- AIM OF THE TASK
Give the records back in full, exactly as they read.

- Stored records
((
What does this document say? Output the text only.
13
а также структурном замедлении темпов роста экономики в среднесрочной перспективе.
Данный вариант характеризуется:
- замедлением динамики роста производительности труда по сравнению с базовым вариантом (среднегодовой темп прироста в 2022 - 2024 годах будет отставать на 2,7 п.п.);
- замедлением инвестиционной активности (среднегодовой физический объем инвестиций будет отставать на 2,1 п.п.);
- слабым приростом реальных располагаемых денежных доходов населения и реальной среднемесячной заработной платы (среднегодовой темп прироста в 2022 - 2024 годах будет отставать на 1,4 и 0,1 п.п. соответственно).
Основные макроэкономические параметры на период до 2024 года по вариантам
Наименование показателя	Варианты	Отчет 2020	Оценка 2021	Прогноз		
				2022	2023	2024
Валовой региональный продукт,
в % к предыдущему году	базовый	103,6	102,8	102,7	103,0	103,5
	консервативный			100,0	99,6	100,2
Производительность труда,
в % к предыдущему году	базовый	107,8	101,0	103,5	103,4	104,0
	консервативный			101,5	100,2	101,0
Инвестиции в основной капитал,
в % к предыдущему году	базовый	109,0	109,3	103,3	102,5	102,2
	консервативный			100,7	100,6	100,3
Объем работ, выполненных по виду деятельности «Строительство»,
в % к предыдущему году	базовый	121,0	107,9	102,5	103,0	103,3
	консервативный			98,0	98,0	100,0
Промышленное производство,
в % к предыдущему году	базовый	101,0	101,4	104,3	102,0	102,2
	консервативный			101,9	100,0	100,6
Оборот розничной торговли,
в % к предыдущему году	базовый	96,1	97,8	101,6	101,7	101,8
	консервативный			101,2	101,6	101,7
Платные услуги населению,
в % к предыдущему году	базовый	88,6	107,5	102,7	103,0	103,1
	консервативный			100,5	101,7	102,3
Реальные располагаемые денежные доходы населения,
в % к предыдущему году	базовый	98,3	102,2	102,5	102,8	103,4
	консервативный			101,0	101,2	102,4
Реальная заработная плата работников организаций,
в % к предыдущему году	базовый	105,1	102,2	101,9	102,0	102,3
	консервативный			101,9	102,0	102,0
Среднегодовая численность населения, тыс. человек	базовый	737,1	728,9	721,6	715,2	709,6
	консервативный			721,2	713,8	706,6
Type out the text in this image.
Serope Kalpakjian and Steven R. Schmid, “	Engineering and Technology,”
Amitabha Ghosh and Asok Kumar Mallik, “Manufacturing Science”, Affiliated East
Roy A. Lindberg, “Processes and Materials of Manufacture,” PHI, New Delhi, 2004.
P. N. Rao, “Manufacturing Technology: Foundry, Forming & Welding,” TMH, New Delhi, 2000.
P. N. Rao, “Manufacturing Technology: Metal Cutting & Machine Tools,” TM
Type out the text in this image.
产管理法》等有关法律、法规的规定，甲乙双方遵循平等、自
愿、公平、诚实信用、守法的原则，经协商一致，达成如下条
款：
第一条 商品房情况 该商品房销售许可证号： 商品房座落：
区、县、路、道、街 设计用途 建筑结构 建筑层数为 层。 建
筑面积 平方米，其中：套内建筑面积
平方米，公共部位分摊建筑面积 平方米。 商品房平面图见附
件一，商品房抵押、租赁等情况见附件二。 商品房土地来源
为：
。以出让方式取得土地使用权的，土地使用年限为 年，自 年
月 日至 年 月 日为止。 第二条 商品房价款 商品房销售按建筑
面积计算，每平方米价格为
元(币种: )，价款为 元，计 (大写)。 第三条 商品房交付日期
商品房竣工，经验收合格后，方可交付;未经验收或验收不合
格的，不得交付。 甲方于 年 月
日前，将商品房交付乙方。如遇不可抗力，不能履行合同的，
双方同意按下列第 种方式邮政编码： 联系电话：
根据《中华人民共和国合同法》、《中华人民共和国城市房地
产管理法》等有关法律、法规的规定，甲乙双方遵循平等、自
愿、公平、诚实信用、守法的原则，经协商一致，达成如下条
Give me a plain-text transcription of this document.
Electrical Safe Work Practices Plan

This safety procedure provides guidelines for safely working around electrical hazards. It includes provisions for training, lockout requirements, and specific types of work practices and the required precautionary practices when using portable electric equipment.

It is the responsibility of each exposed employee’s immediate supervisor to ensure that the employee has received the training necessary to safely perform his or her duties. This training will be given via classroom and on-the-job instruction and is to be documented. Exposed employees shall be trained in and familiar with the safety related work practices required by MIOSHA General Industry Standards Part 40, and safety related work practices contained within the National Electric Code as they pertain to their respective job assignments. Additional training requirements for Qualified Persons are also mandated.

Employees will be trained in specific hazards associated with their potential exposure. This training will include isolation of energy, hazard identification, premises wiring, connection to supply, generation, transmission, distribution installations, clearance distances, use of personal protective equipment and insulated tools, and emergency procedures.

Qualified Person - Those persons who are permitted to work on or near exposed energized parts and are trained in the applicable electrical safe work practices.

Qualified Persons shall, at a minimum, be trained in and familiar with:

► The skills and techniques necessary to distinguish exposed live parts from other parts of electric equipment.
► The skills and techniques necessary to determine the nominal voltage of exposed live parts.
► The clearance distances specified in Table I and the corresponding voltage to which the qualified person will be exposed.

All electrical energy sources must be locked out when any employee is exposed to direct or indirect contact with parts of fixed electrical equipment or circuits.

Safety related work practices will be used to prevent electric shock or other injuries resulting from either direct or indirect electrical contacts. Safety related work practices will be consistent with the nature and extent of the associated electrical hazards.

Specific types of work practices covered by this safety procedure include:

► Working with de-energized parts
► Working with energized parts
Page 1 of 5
))
- OUTPUT OF THE EXERCISE
What does this document say? Output the text only.
13
а также структурном замедлении темпов роста экономики в среднесрочной перспективе.
Данный вариант характеризуется:
- замедлением динамики роста производительности труда по сравнению с базовым вариантом (среднегодовой темп прироста в 2022 - 2024 годах будет отставать на 2,7 п.п.);
- замедлением инвестиционной активности (среднегодовой физический объем инвестиций будет отставать на 2,1 п.п.);
- слабым приростом реальных располагаемых денежных доходов населения и реальной среднемесячной заработной платы (среднегодовой темп прироста в 2022 - 2024 годах будет отставать на 1,4 и 0,1 п.п. соответственно).
Основные макроэкономические параметры на период до 2024 года по вариантам
Наименование показателя	Варианты	Отчет 2020	Оценка 2021	Прогноз		
				2022	2023	2024
Валовой региональный продукт,
в % к предыдущему году	базовый	103,6	102,8	102,7	103,0	103,5
	консервативный			100,0	99,6	100,2
Производительность труда,
в % к предыдущему году	базовый	107,8	101,0	103,5	103,4	104,0
	консервативный			101,5	100,2	101,0
Инвестиции в основной капитал,
в % к предыдущему году	базовый	109,0	109,3	103,3	102,5	102,2
	консервативный			100,7	100,6	100,3
Объем работ, выполненных по виду деятельности «Строительство»,
в % к предыдущему году	базовый	121,0	107,9	102,5	103,0	103,3
	консервативный			98,0	98,0	100,0
Промышленное производство,
в % к предыдущему году	базовый	101,0	101,4	104,3	102,0	102,2
	консервативный			101,9	100,0	100,6
Оборот розничной торговли,
в % к предыдущему году	базовый	96,1	97,8	101,6	101,7	101,8
	консервативный			101,2	101,6	101,7
Платные услуги населению,
в % к предыдущему году	базовый	88,6	107,5	102,7	103,0	103,1
	консервативный			100,5	101,7	102,3
Реальные располагаемые денежные доходы населения,
в % к предыдущему году	базовый	98,3	102,2	102,5	102,8	103,4
	консервативный			101,0	101,2	102,4
Реальная заработная плата работников организаций,
в % к предыдущему году	базовый	105,1	102,2	101,9	102,0	102,3
	консервативный			101,9	102,0	102,0
Среднегодовая численность населения, тыс. человек	базовый	737,1	728,9	721,6	715,2	709,6
	консервативный			721,2	713,8	706,6
Type out the text in this image.
Serope Kalpakjian and Steven R. Schmid, “	Engineering and Technology,”
Amitabha Ghosh and Asok Kumar Mallik, “Manufacturing Science”, Affiliated East
Roy A. Lindberg, “Processes and Materials of Manufacture,” PHI, New Delhi, 2004.
P. N. Rao, “Manufacturing Technology: Foundry, Forming & Welding,” TMH, New Delhi, 2000.
P. N. Rao, “Manufacturing Technology: Metal Cutting & Machine Tools,” TM
Type out the text in this image.
产管理法》等有关法律、法规的规定，甲乙双方遵循平等、自
愿、公平、诚实信用、守法的原则，经协商一致，达成如下条
款：
第一条 商品房情况 该商品房销售许可证号： 商品房座落：
区、县、路、道、街 设计用途 建筑结构 建筑层数为 层。 建
筑面积 平方米，其中：套内建筑面积
平方米，公共部位分摊建筑面积 平方米。 商品房平面图见附
件一，商品房抵押、租赁等情况见附件二。 商品房土地来源
为：
。以出让方式取得土地使用权的，土地使用年限为 年，自 年
月 日至 年 月 日为止。 第二条 商品房价款 商品房销售按建筑
面积计算，每平方米价格为
元(币种: )，价款为 元，计 (大写)。 第三条 商品房交付日期
商品房竣工，经验收合格后，方可交付;未经验收或验收不合
格的，不得交付。 甲方于 年 月
日前，将商品房交付乙方。如遇不可抗力，不能履行合同的，
双方同意按下列第 种方式邮政编码： 联系电话：
根据《中华人民共和国合同法》、《中华人民共和国城市房地
产管理法》等有关法律、法规的规定，甲乙双方遵循平等、自
愿、公平、诚实信用、守法的原则，经协商一致，达成如下条
Give me a plain-text transcription of this document.
Electrical Safe Work Practices Plan

This safety procedure provides guidelines for safely working around electrical hazards. It includes provisions for training, lockout requirements, and specific types of work practices and the required precautionary practices when using portable electric equipment.

It is the responsibility of each exposed employee’s immediate supervisor to ensure that the employee has received the training necessary to safely perform his or her duties. This training will be given via classroom and on-the-job instruction and is to be documented. Exposed employees shall be trained in and familiar with the safety related work practices required by MIOSHA General Industry Standards Part 40, and safety related work practices contained within the National Electric Code as they pertain to their respective job assignments. Additional training requirements for Qualified Persons are also mandated.

Employees will be trained in specific hazards associated with their potential exposure. This training will include isolation of energy, hazard identification, premises wiring, connection to supply, generation, transmission, distribution installations, clearance distances, use of personal protective equipment and insulated tools, and emergency procedures.

Qualified Person - Those persons who are permitted to work on or near exposed energized parts and are trained in the applicable electrical safe work practices.

Qualified Persons shall, at a minimum, be trained in and familiar with:

► The skills and techniques necessary to distinguish exposed live parts from other parts of electric equipment.
► The skills and techniques necessary to determine the nominal voltage of exposed live parts.
► The clearance distances specified in Table I and the corresponding voltage to which the qualified person will be exposed.

All electrical energy sources must be locked out when any employee is exposed to direct or indirect contact with parts of fixed electrical equipment or circuits.

Safety related work practices will be used to prevent electric shock or other injuries resulting from either direct or indirect electrical contacts. Safety related work practices will be consistent with the nature and extent of the associated electrical hazards.

Specific types of work practices covered by this safety procedure include:

► Working with de-energized parts
► Working with energized parts
Page 1 of 5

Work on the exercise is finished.